* Dataset items:
----------------
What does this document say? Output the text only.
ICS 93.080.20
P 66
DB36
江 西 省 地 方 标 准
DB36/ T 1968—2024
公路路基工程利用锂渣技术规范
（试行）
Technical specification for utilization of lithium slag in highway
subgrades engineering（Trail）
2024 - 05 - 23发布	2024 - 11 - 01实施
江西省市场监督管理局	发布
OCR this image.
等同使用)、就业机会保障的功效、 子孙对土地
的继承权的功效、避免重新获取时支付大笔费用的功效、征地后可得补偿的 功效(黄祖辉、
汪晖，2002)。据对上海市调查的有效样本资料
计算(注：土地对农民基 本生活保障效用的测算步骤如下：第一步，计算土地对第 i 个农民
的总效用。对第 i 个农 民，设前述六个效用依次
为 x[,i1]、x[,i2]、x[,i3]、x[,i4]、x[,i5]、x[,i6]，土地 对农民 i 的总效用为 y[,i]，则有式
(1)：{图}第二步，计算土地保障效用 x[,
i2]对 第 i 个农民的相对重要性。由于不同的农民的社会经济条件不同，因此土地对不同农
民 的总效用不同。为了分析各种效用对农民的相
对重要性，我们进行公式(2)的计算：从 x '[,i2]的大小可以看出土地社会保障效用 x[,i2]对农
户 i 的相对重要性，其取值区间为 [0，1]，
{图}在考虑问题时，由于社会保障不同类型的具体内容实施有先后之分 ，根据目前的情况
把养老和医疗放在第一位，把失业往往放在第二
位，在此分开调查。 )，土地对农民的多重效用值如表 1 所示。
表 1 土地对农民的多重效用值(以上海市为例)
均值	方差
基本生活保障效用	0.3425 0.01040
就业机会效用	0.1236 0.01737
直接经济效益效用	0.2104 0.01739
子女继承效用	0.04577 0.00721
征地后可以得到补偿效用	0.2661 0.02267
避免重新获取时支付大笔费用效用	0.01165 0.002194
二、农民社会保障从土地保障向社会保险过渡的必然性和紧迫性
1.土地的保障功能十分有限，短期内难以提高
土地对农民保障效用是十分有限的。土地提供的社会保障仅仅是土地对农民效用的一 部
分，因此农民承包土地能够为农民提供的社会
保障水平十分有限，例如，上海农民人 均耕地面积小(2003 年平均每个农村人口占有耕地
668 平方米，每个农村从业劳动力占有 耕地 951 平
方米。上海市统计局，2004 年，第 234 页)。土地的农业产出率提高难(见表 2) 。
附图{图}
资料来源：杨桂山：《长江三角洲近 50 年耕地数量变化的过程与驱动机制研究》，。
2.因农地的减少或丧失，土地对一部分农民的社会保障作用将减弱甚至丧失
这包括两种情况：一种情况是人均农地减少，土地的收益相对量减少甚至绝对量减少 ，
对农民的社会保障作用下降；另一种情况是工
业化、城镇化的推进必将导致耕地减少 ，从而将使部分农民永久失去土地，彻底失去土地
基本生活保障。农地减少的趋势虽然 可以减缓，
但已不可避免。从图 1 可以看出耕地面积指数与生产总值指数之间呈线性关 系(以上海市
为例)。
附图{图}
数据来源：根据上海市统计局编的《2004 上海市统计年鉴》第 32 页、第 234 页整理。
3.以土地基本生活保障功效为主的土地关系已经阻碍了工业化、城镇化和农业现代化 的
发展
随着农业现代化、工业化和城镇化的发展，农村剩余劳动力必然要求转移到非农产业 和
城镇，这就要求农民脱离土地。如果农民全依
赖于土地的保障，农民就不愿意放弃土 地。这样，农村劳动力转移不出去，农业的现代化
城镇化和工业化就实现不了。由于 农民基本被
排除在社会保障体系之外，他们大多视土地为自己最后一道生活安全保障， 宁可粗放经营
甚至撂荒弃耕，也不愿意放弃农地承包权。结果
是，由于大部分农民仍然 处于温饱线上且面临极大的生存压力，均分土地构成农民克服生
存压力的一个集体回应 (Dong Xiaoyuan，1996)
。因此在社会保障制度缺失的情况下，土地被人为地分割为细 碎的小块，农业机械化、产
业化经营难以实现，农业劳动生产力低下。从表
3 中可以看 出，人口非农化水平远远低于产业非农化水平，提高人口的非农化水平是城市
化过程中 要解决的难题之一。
----------------
* Goal: Search the records for the word "this" and copy every line where it occurs.

* Right answer:
What does this document say? Output the text only.
OCR this image.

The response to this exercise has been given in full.